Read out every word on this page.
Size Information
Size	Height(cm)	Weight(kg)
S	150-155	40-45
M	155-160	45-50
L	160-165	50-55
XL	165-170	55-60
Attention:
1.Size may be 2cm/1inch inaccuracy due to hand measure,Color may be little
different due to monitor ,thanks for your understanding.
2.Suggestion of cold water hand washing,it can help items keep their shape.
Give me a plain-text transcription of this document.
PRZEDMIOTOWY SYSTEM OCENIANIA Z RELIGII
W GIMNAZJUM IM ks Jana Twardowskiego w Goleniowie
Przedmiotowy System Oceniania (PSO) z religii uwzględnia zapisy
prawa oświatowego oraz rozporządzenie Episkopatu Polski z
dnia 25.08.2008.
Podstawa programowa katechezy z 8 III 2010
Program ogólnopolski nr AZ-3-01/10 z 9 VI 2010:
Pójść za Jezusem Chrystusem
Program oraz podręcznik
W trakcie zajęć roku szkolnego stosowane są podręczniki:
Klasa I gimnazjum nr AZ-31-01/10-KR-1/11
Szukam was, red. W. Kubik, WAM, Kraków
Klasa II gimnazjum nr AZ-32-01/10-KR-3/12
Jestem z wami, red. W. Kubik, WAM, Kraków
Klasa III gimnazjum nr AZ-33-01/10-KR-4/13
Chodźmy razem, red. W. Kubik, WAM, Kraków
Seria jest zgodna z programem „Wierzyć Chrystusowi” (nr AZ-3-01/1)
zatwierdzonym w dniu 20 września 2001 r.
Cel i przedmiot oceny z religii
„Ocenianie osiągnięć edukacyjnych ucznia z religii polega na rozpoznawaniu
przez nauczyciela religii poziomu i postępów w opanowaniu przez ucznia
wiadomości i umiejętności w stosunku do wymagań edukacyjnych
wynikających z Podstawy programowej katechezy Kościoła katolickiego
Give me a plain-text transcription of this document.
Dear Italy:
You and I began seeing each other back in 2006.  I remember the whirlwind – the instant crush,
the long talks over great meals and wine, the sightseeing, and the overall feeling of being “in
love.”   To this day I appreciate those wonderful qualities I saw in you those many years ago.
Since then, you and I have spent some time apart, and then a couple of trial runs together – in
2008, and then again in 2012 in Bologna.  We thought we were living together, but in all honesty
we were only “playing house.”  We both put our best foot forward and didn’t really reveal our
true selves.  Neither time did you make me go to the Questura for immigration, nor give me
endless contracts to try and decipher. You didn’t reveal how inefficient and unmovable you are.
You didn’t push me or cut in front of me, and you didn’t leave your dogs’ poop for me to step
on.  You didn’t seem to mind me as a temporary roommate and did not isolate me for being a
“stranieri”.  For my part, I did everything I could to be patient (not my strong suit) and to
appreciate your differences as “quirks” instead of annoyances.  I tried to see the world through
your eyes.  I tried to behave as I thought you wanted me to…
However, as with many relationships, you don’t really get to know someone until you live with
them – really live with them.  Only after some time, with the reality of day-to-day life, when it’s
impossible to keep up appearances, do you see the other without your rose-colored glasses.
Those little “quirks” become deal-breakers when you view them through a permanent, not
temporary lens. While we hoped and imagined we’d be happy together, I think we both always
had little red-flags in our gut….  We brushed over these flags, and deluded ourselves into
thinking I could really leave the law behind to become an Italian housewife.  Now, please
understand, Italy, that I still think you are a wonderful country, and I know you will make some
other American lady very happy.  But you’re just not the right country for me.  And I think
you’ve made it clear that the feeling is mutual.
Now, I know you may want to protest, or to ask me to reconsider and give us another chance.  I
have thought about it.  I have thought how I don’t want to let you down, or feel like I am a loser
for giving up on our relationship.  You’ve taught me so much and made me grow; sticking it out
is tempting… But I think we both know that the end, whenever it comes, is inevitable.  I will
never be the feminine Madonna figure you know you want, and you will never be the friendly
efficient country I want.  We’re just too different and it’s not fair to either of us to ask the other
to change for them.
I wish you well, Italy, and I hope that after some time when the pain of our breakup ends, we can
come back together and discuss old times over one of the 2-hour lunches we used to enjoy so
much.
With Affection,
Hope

Task description: Copy the entries above exactly, leaving none out.

Task answer:
Read out every word on this page.
Size Information
Size	Height(cm)	Weight(kg)
S	150-155	40-45
M	155-160	45-50
L	160-165	50-55
XL	165-170	55-60
Attention:
1.Size may be 2cm/1inch inaccuracy due to hand measure,Color may be little
different due to monitor ,thanks for your understanding.
2.Suggestion of cold water hand washing,it can help items keep their shape.
Give me a plain-text transcription of this document.
PRZEDMIOTOWY SYSTEM OCENIANIA Z RELIGII
W GIMNAZJUM IM ks Jana Twardowskiego w Goleniowie
Przedmiotowy System Oceniania (PSO) z religii uwzględnia zapisy
prawa oświatowego oraz rozporządzenie Episkopatu Polski z
dnia 25.08.2008.
Podstawa programowa katechezy z 8 III 2010
Program ogólnopolski nr AZ-3-01/10 z 9 VI 2010:
Pójść za Jezusem Chrystusem
Program oraz podręcznik
W trakcie zajęć roku szkolnego stosowane są podręczniki:
Klasa I gimnazjum nr AZ-31-01/10-KR-1/11
Szukam was, red. W. Kubik, WAM, Kraków
Klasa II gimnazjum nr AZ-32-01/10-KR-3/12
Jestem z wami, red. W. Kubik, WAM, Kraków
Klasa III gimnazjum nr AZ-33-01/10-KR-4/13
Chodźmy razem, red. W. Kubik, WAM, Kraków
Seria jest zgodna z programem „Wierzyć Chrystusowi” (nr AZ-3-01/1)
zatwierdzonym w dniu 20 września 2001 r.
Cel i przedmiot oceny z religii
„Ocenianie osiągnięć edukacyjnych ucznia z religii polega na rozpoznawaniu
przez nauczyciela religii poziomu i postępów w opanowaniu przez ucznia
wiadomości i umiejętności w stosunku do wymagań edukacyjnych
wynikających z Podstawy programowej katechezy Kościoła katolickiego
Give me a plain-text transcription of this document.
Dear Italy:
You and I began seeing each other back in 2006.  I remember the whirlwind – the instant crush,
the long talks over great meals and wine, the sightseeing, and the overall feeling of being “in
love.”   To this day I appreciate those wonderful qualities I saw in you those many years ago.
Since then, you and I have spent some time apart, and then a couple of trial runs together – in
2008, and then again in 2012 in Bologna.  We thought we were living together, but in all honesty
we were only “playing house.”  We both put our best foot forward and didn’t really reveal our
true selves.  Neither time did you make me go to the Questura for immigration, nor give me
endless contracts to try and decipher. You didn’t reveal how inefficient and unmovable you are.
You didn’t push me or cut in front of me, and you didn’t leave your dogs’ poop for me to step
on.  You didn’t seem to mind me as a temporary roommate and did not isolate me for being a
“stranieri”.  For my part, I did everything I could to be patient (not my strong suit) and to
appreciate your differences as “quirks” instead of annoyances.  I tried to see the world through
your eyes.  I tried to behave as I thought you wanted me to…
However, as with many relationships, you don’t really get to know someone until you live with
them – really live with them.  Only after some time, with the reality of day-to-day life, when it’s
impossible to keep up appearances, do you see the other without your rose-colored glasses.
Those little “quirks” become deal-breakers when you view them through a permanent, not
temporary lens. While we hoped and imagined we’d be happy together, I think we both always
had little red-flags in our gut….  We brushed over these flags, and deluded ourselves into
thinking I could really leave the law behind to become an Italian housewife.  Now, please
understand, Italy, that I still think you are a wonderful country, and I know you will make some
other American lady very happy.  But you’re just not the right country for me.  And I think
you’ve made it clear that the feeling is mutual.
Now, I know you may want to protest, or to ask me to reconsider and give us another chance.  I
have thought about it.  I have thought how I don’t want to let you down, or feel like I am a loser
for giving up on our relationship.  You’ve taught me so much and made me grow; sticking it out
is tempting… But I think we both know that the end, whenever it comes, is inevitable.  I will
never be the feminine Madonna figure you know you want, and you will never be the friendly
efficient country I want.  We’re just too different and it’s not fair to either of us to ask the other
to change for them.
I wish you well, Italy, and I hope that after some time when the pain of our breakup ends, we can
come back together and discuss old times over one of the 2-hour lunches we used to enjoy so
much.
With Affection,
Hope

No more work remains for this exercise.